-- BEGIN THE INPUT --

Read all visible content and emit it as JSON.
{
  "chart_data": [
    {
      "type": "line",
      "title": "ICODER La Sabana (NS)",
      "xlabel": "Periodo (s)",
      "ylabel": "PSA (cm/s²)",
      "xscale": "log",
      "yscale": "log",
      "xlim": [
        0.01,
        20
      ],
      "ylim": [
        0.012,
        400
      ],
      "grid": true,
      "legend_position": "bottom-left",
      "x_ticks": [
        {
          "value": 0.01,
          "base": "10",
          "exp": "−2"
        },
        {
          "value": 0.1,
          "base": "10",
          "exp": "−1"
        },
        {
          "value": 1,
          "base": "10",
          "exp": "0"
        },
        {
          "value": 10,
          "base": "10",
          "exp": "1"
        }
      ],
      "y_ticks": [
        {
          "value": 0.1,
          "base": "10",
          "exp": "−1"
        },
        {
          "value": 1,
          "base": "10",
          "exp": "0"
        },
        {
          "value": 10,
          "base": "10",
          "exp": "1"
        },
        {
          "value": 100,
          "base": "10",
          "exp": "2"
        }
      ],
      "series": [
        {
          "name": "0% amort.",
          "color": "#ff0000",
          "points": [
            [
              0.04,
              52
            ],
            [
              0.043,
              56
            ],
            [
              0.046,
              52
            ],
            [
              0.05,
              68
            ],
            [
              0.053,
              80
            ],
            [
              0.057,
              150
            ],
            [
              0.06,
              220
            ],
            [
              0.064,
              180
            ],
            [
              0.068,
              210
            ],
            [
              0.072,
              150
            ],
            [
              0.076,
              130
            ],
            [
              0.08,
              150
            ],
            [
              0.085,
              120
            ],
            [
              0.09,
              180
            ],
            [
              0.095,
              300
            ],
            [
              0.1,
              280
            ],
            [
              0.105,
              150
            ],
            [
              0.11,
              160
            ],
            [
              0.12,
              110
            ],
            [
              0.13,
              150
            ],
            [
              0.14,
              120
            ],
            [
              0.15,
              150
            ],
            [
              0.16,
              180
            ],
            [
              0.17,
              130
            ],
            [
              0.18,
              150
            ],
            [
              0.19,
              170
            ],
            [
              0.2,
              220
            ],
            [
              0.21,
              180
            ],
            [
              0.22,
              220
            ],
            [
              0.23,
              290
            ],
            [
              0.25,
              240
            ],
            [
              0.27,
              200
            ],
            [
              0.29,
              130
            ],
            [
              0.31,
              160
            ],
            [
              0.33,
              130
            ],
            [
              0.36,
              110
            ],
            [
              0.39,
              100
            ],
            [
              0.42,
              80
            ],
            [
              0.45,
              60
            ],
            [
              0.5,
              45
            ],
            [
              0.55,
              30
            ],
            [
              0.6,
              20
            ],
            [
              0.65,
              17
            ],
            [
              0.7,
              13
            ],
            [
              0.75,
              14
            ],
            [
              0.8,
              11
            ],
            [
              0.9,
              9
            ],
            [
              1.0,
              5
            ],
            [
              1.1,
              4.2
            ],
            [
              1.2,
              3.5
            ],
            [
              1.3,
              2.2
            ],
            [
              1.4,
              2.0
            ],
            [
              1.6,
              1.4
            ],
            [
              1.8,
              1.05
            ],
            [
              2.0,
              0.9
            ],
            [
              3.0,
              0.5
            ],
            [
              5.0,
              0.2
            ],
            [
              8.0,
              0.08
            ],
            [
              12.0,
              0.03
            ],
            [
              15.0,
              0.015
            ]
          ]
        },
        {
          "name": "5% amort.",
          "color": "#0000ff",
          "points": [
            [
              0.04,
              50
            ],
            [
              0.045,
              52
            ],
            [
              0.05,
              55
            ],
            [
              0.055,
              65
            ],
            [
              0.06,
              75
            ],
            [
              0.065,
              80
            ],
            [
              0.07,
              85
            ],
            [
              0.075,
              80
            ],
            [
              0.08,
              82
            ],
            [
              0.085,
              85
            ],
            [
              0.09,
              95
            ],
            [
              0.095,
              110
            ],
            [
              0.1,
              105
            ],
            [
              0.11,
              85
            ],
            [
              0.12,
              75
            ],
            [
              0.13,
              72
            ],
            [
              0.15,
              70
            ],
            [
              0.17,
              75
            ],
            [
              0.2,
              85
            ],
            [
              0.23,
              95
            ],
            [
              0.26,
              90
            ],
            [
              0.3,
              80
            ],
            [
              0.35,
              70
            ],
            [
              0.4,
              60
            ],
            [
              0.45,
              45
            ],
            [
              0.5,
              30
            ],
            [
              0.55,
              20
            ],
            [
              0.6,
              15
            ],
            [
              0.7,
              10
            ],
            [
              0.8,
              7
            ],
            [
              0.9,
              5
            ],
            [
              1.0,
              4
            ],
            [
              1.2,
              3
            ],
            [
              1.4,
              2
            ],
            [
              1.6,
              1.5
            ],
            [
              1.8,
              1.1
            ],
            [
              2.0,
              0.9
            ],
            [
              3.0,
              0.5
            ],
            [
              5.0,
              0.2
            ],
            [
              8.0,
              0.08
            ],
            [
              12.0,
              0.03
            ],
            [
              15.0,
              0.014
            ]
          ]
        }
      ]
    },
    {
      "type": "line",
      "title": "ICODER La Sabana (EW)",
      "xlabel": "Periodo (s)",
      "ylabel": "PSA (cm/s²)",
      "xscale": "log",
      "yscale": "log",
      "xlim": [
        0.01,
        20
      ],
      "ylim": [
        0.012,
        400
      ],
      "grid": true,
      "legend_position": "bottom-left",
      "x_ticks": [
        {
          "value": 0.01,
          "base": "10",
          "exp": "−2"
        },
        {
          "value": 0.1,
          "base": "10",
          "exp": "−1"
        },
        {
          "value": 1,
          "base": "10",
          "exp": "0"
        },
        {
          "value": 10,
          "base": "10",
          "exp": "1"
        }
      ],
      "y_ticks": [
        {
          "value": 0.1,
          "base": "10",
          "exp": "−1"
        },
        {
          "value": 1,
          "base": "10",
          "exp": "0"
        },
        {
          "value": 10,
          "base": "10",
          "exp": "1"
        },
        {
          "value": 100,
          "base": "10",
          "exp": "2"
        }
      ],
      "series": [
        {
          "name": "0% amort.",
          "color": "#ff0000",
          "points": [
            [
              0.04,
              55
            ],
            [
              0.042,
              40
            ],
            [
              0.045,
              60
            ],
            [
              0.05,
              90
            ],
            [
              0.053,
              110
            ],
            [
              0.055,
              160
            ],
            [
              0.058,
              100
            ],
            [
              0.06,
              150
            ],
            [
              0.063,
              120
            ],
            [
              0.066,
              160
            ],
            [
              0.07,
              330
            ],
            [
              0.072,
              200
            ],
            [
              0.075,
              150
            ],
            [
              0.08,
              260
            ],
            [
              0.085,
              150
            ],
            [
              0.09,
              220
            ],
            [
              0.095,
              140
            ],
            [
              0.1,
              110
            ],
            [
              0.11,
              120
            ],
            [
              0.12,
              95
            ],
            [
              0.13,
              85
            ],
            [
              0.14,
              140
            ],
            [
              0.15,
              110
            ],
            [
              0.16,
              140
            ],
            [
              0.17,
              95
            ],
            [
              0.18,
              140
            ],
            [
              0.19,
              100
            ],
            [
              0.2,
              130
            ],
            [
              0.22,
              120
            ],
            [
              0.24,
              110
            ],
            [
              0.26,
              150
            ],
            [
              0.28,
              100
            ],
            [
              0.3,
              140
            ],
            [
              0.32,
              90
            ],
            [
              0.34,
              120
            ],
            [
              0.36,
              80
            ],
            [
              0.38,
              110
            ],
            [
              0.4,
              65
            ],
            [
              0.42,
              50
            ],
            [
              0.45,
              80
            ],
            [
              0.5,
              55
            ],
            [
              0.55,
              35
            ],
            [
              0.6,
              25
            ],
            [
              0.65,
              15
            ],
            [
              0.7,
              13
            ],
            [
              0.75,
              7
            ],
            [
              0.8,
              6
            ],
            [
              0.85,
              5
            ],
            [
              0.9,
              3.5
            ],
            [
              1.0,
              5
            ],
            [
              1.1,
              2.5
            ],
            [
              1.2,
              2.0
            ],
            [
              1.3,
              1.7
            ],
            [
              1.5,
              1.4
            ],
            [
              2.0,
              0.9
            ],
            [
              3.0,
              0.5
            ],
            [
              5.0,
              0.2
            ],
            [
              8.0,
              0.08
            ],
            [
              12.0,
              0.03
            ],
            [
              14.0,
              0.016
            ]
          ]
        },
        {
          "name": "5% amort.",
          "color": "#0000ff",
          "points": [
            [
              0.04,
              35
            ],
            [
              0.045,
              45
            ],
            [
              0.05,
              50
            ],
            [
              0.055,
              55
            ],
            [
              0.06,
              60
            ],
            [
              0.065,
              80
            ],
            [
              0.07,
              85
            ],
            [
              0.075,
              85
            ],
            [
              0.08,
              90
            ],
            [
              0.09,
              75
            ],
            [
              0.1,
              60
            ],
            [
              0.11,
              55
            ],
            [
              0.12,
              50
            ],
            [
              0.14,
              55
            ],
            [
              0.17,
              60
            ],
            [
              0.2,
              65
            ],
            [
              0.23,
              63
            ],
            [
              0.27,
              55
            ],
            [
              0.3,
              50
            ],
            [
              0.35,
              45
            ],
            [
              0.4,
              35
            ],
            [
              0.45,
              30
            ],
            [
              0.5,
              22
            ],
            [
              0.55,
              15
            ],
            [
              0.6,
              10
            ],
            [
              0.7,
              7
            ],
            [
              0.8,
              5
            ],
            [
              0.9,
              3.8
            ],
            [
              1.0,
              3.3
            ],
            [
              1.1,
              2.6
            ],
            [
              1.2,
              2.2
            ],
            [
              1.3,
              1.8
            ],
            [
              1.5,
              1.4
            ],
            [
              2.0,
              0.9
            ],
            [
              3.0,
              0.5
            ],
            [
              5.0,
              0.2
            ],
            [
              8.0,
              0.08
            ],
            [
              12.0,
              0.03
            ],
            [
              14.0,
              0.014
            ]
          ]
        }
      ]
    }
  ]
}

-- END THE INPUT --

_SET TASK_
For each line in the data above that contains the string "ICODER", extract the line.

_TASK SOLUTION_
      "title": "ICODER La Sabana (NS)",
      "title": "ICODER La Sabana (EW)",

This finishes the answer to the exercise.